[Data items]
..............................

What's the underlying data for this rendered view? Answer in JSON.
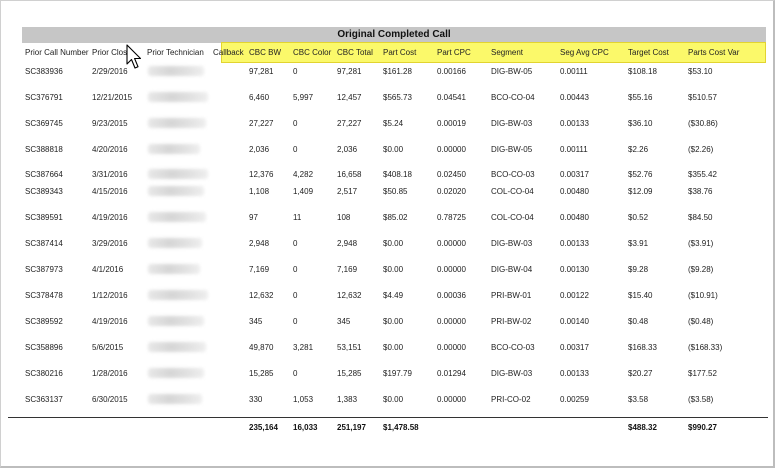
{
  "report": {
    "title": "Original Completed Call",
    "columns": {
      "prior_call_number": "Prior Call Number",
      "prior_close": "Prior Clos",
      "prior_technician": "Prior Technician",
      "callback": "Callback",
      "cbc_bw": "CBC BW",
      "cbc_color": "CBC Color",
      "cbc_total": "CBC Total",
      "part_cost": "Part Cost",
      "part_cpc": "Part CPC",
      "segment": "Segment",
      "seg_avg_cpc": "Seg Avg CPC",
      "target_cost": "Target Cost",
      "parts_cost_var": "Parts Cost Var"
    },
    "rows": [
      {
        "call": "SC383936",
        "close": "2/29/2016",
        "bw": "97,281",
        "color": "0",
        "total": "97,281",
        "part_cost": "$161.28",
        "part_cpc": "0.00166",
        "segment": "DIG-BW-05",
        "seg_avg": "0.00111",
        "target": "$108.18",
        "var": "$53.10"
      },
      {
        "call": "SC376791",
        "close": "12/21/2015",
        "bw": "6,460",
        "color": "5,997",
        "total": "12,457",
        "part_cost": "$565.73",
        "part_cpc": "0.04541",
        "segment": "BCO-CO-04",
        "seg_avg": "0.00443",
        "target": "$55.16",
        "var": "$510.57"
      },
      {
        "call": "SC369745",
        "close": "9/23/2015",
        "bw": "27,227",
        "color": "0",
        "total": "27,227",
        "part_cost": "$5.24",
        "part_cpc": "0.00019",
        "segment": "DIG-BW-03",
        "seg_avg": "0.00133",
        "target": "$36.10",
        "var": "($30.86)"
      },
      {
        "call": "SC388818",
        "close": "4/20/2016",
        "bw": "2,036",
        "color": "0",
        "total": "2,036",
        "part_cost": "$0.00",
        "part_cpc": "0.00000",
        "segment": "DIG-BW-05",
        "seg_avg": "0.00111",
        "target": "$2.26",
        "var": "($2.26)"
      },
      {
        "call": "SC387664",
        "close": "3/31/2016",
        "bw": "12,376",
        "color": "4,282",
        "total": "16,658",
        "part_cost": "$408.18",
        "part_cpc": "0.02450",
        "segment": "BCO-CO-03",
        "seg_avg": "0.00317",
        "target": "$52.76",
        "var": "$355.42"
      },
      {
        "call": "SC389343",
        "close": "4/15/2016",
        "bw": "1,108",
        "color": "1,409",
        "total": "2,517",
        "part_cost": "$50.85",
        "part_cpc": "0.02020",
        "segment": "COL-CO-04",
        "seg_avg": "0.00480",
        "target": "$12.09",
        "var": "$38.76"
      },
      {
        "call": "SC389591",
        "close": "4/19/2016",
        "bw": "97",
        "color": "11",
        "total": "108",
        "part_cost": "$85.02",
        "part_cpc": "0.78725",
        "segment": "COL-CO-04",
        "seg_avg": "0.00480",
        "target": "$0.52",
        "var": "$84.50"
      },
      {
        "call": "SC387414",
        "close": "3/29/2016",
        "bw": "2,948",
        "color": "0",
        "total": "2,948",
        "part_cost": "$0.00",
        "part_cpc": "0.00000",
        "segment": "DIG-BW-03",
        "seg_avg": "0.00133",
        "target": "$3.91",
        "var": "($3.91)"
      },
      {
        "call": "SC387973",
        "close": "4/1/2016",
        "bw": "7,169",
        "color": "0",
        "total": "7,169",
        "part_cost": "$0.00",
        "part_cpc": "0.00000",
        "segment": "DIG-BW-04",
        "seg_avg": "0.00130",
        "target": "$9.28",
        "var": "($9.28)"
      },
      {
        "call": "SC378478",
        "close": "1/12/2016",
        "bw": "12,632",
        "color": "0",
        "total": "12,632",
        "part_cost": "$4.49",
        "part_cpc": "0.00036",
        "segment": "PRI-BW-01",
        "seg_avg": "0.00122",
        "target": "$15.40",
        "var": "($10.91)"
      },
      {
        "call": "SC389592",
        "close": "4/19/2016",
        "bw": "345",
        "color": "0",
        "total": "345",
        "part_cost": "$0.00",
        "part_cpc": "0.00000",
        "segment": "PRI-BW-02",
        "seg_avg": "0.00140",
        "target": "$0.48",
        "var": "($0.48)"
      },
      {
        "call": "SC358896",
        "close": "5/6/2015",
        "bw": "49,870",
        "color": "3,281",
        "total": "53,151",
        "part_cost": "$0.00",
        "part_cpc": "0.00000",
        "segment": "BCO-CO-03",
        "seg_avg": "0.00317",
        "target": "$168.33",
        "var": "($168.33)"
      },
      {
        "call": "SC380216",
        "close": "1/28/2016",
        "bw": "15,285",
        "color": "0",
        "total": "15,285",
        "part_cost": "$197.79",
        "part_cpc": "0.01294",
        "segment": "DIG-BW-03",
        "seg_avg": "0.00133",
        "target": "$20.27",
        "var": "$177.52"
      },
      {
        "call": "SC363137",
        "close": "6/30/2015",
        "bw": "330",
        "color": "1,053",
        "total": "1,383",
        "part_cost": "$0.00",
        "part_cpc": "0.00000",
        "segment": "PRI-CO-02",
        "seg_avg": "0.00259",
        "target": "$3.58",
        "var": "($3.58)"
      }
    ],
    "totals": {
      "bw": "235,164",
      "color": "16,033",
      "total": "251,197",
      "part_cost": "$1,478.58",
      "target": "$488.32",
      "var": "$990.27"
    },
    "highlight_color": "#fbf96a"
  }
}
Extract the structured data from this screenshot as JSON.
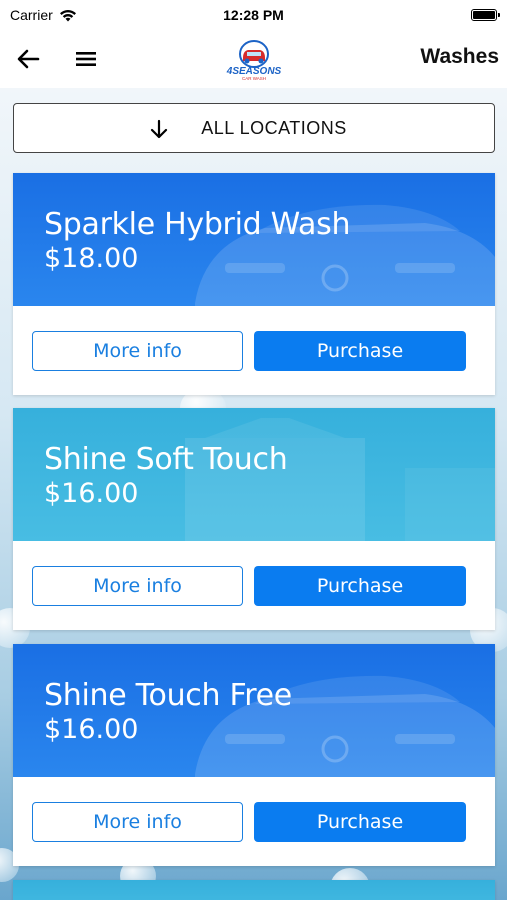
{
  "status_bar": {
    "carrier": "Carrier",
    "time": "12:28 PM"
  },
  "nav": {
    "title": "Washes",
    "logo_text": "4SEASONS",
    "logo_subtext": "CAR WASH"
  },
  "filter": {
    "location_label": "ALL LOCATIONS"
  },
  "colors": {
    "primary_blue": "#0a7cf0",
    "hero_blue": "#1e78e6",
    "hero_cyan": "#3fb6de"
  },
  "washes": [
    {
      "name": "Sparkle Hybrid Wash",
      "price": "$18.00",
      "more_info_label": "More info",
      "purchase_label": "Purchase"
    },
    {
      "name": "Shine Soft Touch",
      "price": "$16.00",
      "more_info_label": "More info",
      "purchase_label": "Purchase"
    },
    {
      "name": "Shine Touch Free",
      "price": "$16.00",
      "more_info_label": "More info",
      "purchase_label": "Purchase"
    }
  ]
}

..............................

REQUIREMENT =
Would you mind returning each entry above word for word, skipping the images?

THE SOLUTION =
What's the underlying data for this rendered view? Answer in JSON.
{
  "report": {
    "title": "Original Completed Call",
    "columns": {
      "prior_call_number": "Prior Call Number",
      "prior_close": "Prior Clos",
      "prior_technician": "Prior Technician",
      "callback": "Callback",
      "cbc_bw": "CBC BW",
      "cbc_color": "CBC Color",
      "cbc_total": "CBC Total",
      "part_cost": "Part Cost",
      "part_cpc": "Part CPC",
      "segment": "Segment",
      "seg_avg_cpc": "Seg Avg CPC",
      "target_cost": "Target Cost",
      "parts_cost_var": "Parts Cost Var"
    },
    "rows": [
      {
        "call": "SC383936",
        "close": "2/29/2016",
        "bw": "97,281",
        "color": "0",
        "total": "97,281",
        "part_cost": "$161.28",
        "part_cpc": "0.00166",
        "segment": "DIG-BW-05",
        "seg_avg": "0.00111",
        "target": "$108.18",
        "var": "$53.10"
      },
      {
        "call": "SC376791",
        "close": "12/21/2015",
        "bw": "6,460",
        "color": "5,997",
        "total": "12,457",
        "part_cost": "$565.73",
        "part_cpc": "0.04541",
        "segment": "BCO-CO-04",
        "seg_avg": "0.00443",
        "target": "$55.16",
        "var": "$510.57"
      },
      {
        "call": "SC369745",
        "close": "9/23/2015",
        "bw": "27,227",
        "color": "0",
        "total": "27,227",
        "part_cost": "$5.24",
        "part_cpc": "0.00019",
        "segment": "DIG-BW-03",
        "seg_avg": "0.00133",
        "target": "$36.10",
        "var": "($30.86)"
      },
      {
        "call": "SC388818",
        "close": "4/20/2016",
        "bw": "2,036",
        "color": "0",
        "total": "2,036",
        "part_cost": "$0.00",
        "part_cpc": "0.00000",
        "segment": "DIG-BW-05",
        "seg_avg": "0.00111",
        "target": "$2.26",
        "var": "($2.26)"
      },
      {
        "call": "SC387664",
        "close": "3/31/2016",
        "bw": "12,376",
        "color": "4,282",
        "total": "16,658",
        "part_cost": "$408.18",
        "part_cpc": "0.02450",
        "segment": "BCO-CO-03",
        "seg_avg": "0.00317",
        "target": "$52.76",
        "var": "$355.42"
      },
      {
        "call": "SC389343",
        "close": "4/15/2016",
        "bw": "1,108",
        "color": "1,409",
        "total": "2,517",
        "part_cost": "$50.85",
        "part_cpc": "0.02020",
        "segment": "COL-CO-04",
        "seg_avg": "0.00480",
        "target": "$12.09",
        "var": "$38.76"
      },
      {
        "call": "SC389591",
        "close": "4/19/2016",
        "bw": "97",
        "color": "11",
        "total": "108",
        "part_cost": "$85.02",
        "part_cpc": "0.78725",
        "segment": "COL-CO-04",
        "seg_avg": "0.00480",
        "target": "$0.52",
        "var": "$84.50"
      },
      {
        "call": "SC387414",
        "close": "3/29/2016",
        "bw": "2,948",
        "color": "0",
        "total": "2,948",
        "part_cost": "$0.00",
        "part_cpc": "0.00000",
        "segment": "DIG-BW-03",
        "seg_avg": "0.00133",
        "target": "$3.91",
        "var": "($3.91)"
      },
      {
        "call": "SC387973",
        "close": "4/1/2016",
        "bw": "7,169",
        "color": "0",
        "total": "7,169",
        "part_cost": "$0.00",
        "part_cpc": "0.00000",
        "segment": "DIG-BW-04",
        "seg_avg": "0.00130",
        "target": "$9.28",
        "var": "($9.28)"
      },
      {
        "call": "SC378478",
        "close": "1/12/2016",
        "bw": "12,632",
        "color": "0",
        "total": "12,632",
        "part_cost": "$4.49",
        "part_cpc": "0.00036",
        "segment": "PRI-BW-01",
        "seg_avg": "0.00122",
        "target": "$15.40",
        "var": "($10.91)"
      },
      {
        "call": "SC389592",
        "close": "4/19/2016",
        "bw": "345",
        "color": "0",
        "total": "345",
        "part_cost": "$0.00",
        "part_cpc": "0.00000",
        "segment": "PRI-BW-02",
        "seg_avg": "0.00140",
        "target": "$0.48",
        "var": "($0.48)"
      },
      {
        "call": "SC358896",
        "close": "5/6/2015",
        "bw": "49,870",
        "color": "3,281",
        "total": "53,151",
        "part_cost": "$0.00",
        "part_cpc": "0.00000",
        "segment": "BCO-CO-03",
        "seg_avg": "0.00317",
        "target": "$168.33",
        "var": "($168.33)"
      },
      {
        "call": "SC380216",
        "close": "1/28/2016",
        "bw": "15,285",
        "color": "0",
        "total": "15,285",
        "part_cost": "$197.79",
        "part_cpc": "0.01294",
        "segment": "DIG-BW-03",
        "seg_avg": "0.00133",
        "target": "$20.27",
        "var": "$177.52"
      },
      {
        "call": "SC363137",
        "close": "6/30/2015",
        "bw": "330",
        "color": "1,053",
        "total": "1,383",
        "part_cost": "$0.00",
        "part_cpc": "0.00000",
        "segment": "PRI-CO-02",
        "seg_avg": "0.00259",
        "target": "$3.58",
        "var": "($3.58)"
      }
    ],
    "totals": {
      "bw": "235,164",
      "color": "16,033",
      "total": "251,197",
      "part_cost": "$1,478.58",
      "target": "$488.32",
      "var": "$990.27"
    },
    "highlight_color": "#fbf96a"
  }
}
Extract the structured data from this screenshot as JSON.
{
  "status_bar": {
    "carrier": "Carrier",
    "time": "12:28 PM"
  },
  "nav": {
    "title": "Washes",
    "logo_text": "4SEASONS",
    "logo_subtext": "CAR WASH"
  },
  "filter": {
    "location_label": "ALL LOCATIONS"
  },
  "colors": {
    "primary_blue": "#0a7cf0",
    "hero_blue": "#1e78e6",
    "hero_cyan": "#3fb6de"
  },
  "washes": [
    {
      "name": "Sparkle Hybrid Wash",
      "price": "$18.00",
      "more_info_label": "More info",
      "purchase_label": "Purchase"
    },
    {
      "name": "Shine Soft Touch",
      "price": "$16.00",
      "more_info_label": "More info",
      "purchase_label": "Purchase"
    },
    {
      "name": "Shine Touch Free",
      "price": "$16.00",
      "more_info_label": "More info",
      "purchase_label": "Purchase"
    }
  ]
}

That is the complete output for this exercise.